- _RECORDS FOR THE TASK_
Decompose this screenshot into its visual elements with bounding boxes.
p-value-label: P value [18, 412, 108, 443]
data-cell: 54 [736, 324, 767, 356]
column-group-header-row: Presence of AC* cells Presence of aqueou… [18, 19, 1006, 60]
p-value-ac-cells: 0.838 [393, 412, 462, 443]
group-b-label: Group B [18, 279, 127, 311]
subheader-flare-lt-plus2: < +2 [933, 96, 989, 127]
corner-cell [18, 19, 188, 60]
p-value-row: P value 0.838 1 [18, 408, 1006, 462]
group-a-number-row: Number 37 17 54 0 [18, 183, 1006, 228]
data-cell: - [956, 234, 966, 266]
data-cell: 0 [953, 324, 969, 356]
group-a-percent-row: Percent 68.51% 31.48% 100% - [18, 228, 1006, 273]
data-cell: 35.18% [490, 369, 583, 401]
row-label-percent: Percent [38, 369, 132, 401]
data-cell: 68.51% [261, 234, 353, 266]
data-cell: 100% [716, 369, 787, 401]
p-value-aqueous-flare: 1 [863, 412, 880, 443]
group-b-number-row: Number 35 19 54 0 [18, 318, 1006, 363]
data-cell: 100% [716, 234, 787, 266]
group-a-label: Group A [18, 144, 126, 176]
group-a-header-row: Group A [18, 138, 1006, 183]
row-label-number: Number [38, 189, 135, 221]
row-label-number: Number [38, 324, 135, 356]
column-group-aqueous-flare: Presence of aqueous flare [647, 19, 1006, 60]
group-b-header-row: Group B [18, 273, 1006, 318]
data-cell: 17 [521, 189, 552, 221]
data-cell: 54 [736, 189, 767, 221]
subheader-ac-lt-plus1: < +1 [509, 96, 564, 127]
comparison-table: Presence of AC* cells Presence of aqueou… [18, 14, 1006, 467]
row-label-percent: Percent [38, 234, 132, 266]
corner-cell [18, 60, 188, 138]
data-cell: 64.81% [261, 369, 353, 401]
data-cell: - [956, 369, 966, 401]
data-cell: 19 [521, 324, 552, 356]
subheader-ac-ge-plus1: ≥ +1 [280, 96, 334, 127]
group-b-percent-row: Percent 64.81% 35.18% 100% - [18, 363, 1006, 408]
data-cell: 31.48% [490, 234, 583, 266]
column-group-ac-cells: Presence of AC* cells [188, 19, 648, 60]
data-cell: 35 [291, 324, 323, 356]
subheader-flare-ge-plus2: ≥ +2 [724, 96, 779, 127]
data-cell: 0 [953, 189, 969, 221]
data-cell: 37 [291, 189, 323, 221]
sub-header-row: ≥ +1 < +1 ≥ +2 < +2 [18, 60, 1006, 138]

- _TASK DETAILS_
The answer must be a single number: how many lines of the records contain the string "flare".

- _RESPONSE_
4